Prompt
Output every record below exactly as it appears.

[START Data lines]

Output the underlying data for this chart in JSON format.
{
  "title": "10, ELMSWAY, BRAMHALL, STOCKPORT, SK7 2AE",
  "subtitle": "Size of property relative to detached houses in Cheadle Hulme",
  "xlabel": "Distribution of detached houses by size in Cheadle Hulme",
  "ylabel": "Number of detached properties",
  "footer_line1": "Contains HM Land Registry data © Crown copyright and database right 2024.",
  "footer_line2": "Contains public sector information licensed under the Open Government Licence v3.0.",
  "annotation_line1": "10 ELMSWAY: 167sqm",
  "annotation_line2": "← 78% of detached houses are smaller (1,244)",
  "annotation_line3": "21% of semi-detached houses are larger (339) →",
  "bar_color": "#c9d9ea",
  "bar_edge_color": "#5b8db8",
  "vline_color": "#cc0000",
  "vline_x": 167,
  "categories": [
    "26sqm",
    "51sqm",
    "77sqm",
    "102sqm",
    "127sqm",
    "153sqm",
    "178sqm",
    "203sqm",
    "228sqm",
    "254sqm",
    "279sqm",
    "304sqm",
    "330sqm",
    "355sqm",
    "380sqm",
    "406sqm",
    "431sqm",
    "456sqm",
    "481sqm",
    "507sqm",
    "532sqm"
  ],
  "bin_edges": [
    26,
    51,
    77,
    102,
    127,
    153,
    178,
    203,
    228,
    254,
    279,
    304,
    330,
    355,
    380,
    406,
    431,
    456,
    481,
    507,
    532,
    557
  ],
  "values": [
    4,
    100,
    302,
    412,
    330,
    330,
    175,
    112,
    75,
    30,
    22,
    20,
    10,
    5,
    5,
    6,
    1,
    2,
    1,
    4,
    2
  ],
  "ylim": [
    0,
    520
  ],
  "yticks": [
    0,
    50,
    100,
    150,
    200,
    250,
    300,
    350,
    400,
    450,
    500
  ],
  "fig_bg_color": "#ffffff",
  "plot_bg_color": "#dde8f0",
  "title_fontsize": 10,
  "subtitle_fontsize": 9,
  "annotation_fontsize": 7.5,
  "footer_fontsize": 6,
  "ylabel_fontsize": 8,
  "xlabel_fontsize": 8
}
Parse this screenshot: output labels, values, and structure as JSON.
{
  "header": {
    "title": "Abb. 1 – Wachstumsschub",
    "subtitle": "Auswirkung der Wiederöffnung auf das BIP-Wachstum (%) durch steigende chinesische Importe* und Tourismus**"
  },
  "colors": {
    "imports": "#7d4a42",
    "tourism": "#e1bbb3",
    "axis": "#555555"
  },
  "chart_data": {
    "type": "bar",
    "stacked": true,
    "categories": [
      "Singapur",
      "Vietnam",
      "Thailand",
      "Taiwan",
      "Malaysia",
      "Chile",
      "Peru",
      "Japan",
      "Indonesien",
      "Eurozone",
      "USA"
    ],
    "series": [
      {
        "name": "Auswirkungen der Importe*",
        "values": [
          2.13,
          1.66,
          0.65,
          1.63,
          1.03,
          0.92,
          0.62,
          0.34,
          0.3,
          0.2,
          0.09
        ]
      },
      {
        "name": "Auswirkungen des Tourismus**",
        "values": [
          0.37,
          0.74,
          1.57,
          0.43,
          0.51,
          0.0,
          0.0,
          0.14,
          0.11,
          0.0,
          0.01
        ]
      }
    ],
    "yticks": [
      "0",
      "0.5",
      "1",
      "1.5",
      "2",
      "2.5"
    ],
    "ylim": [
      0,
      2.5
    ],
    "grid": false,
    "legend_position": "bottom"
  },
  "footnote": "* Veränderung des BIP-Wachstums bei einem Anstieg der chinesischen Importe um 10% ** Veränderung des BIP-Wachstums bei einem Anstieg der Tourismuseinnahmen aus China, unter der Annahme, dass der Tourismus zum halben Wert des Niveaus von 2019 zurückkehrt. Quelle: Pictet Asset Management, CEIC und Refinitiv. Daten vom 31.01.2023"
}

[END Data lines]

Correct response
Output the underlying data for this chart in JSON format.
{
  "title": "10, ELMSWAY, BRAMHALL, STOCKPORT, SK7 2AE",
  "subtitle": "Size of property relative to detached houses in Cheadle Hulme",
  "xlabel": "Distribution of detached houses by size in Cheadle Hulme",
  "ylabel": "Number of detached properties",
  "footer_line1": "Contains HM Land Registry data © Crown copyright and database right 2024.",
  "footer_line2": "Contains public sector information licensed under the Open Government Licence v3.0.",
  "annotation_line1": "10 ELMSWAY: 167sqm",
  "annotation_line2": "← 78% of detached houses are smaller (1,244)",
  "annotation_line3": "21% of semi-detached houses are larger (339) →",
  "bar_color": "#c9d9ea",
  "bar_edge_color": "#5b8db8",
  "vline_color": "#cc0000",
  "vline_x": 167,
  "categories": [
    "26sqm",
    "51sqm",
    "77sqm",
    "102sqm",
    "127sqm",
    "153sqm",
    "178sqm",
    "203sqm",
    "228sqm",
    "254sqm",
    "279sqm",
    "304sqm",
    "330sqm",
    "355sqm",
    "380sqm",
    "406sqm",
    "431sqm",
    "456sqm",
    "481sqm",
    "507sqm",
    "532sqm"
  ],
  "bin_edges": [
    26,
    51,
    77,
    102,
    127,
    153,
    178,
    203,
    228,
    254,
    279,
    304,
    330,
    355,
    380,
    406,
    431,
    456,
    481,
    507,
    532,
    557
  ],
  "values": [
    4,
    100,
    302,
    412,
    330,
    330,
    175,
    112,
    75,
    30,
    22,
    20,
    10,
    5,
    5,
    6,
    1,
    2,
    1,
    4,
    2
  ],
  "ylim": [
    0,
    520
  ],
  "yticks": [
    0,
    50,
    100,
    150,
    200,
    250,
    300,
    350,
    400,
    450,
    500
  ],
  "fig_bg_color": "#ffffff",
  "plot_bg_color": "#dde8f0",
  "title_fontsize": 10,
  "subtitle_fontsize": 9,
  "annotation_fontsize": 7.5,
  "footer_fontsize": 6,
  "ylabel_fontsize": 8,
  "xlabel_fontsize": 8
}
Parse this screenshot: output labels, values, and structure as JSON.
{
  "header": {
    "title": "Abb. 1 – Wachstumsschub",
    "subtitle": "Auswirkung der Wiederöffnung auf das BIP-Wachstum (%) durch steigende chinesische Importe* und Tourismus**"
  },
  "colors": {
    "imports": "#7d4a42",
    "tourism": "#e1bbb3",
    "axis": "#555555"
  },
  "chart_data": {
    "type": "bar",
    "stacked": true,
    "categories": [
      "Singapur",
      "Vietnam",
      "Thailand",
      "Taiwan",
      "Malaysia",
      "Chile",
      "Peru",
      "Japan",
      "Indonesien",
      "Eurozone",
      "USA"
    ],
    "series": [
      {
        "name": "Auswirkungen der Importe*",
        "values": [
          2.13,
          1.66,
          0.65,
          1.63,
          1.03,
          0.92,
          0.62,
          0.34,
          0.3,
          0.2,
          0.09
        ]
      },
      {
        "name": "Auswirkungen des Tourismus**",
        "values": [
          0.37,
          0.74,
          1.57,
          0.43,
          0.51,
          0.0,
          0.0,
          0.14,
          0.11,
          0.0,
          0.01
        ]
      }
    ],
    "yticks": [
      "0",
      "0.5",
      "1",
      "1.5",
      "2",
      "2.5"
    ],
    "ylim": [
      0,
      2.5
    ],
    "grid": false,
    "legend_position": "bottom"
  },
  "footnote": "* Veränderung des BIP-Wachstums bei einem Anstieg der chinesischen Importe um 10% ** Veränderung des BIP-Wachstums bei einem Anstieg der Tourismuseinnahmen aus China, unter der Annahme, dass der Tourismus zum halben Wert des Niveaus von 2019 zurückkehrt. Quelle: Pictet Asset Management, CEIC und Refinitiv. Daten vom 31.01.2023"
}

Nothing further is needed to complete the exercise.